--- Given task ---
Where does the string "screenshot" appear? Copy every line of the entries below that holds it.
** START OF Exercise material **
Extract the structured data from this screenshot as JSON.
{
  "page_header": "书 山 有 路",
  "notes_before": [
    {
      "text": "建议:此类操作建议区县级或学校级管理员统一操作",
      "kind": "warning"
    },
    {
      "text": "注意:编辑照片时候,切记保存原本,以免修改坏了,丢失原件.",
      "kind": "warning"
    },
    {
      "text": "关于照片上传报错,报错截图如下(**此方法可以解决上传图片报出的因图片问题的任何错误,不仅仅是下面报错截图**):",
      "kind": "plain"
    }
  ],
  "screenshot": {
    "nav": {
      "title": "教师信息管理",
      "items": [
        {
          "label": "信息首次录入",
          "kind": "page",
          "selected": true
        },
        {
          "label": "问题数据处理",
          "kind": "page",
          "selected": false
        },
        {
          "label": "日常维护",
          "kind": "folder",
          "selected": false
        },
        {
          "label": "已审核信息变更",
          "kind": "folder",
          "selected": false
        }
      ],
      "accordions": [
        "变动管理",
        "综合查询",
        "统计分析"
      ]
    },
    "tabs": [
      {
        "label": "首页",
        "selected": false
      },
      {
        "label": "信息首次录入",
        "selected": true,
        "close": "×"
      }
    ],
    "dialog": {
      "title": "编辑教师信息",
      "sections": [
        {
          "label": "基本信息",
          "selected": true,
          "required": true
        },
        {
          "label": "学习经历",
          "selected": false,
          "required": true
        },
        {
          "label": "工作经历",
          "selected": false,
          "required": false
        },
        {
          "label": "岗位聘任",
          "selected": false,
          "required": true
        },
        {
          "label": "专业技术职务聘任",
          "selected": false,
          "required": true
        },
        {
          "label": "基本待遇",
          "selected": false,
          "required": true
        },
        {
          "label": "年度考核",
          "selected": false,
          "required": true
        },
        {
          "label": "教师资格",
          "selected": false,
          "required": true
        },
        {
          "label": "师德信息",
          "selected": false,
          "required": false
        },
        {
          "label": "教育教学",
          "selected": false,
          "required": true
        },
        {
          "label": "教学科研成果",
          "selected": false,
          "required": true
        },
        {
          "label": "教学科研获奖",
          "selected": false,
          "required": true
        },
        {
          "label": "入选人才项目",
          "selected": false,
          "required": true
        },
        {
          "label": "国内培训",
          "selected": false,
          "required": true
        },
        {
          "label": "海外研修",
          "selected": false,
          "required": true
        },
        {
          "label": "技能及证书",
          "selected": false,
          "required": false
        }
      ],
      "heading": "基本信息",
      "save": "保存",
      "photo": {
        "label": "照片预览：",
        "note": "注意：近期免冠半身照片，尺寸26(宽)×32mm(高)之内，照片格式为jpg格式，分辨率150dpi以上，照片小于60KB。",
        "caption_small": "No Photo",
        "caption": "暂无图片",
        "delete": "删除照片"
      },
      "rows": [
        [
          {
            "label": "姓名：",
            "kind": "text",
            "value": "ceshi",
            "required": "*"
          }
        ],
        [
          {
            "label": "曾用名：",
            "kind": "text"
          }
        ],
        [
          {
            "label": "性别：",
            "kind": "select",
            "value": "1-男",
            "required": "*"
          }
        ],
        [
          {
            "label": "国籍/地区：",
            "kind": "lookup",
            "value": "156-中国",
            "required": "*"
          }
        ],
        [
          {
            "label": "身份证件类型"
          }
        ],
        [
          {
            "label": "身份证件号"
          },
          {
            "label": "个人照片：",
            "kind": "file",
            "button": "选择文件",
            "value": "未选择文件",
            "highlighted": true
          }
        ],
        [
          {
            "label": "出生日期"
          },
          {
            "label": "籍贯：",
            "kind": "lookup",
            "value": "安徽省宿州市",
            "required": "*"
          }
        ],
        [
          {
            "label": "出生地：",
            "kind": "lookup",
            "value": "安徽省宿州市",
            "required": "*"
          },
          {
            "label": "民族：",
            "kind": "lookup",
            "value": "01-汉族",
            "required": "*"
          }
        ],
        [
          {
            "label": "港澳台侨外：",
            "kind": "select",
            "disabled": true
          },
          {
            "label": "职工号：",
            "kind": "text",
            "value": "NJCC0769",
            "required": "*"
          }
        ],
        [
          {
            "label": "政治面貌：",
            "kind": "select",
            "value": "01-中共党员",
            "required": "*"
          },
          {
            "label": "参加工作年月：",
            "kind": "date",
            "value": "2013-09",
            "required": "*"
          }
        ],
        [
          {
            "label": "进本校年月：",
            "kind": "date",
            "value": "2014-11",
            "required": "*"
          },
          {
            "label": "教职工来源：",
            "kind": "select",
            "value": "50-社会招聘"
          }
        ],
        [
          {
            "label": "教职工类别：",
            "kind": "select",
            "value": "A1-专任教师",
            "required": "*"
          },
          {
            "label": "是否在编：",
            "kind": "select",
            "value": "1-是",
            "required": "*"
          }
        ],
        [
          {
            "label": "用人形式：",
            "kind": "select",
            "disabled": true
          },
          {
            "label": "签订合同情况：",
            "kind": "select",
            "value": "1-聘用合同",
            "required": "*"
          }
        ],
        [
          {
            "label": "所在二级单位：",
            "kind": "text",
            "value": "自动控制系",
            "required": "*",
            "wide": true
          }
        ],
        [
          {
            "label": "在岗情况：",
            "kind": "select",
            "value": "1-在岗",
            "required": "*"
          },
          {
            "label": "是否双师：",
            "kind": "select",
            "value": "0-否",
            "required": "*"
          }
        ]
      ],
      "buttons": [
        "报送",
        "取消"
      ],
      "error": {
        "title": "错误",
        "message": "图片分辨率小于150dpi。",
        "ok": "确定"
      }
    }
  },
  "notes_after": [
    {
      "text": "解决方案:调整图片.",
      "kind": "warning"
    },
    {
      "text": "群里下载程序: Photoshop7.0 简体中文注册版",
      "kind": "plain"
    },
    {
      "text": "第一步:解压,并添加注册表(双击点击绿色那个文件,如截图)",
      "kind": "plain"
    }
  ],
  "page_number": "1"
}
** END OF Exercise material **
--- Solution for this exercise ---
Extract the structured data from this screenshot as JSON.
  "screenshot": {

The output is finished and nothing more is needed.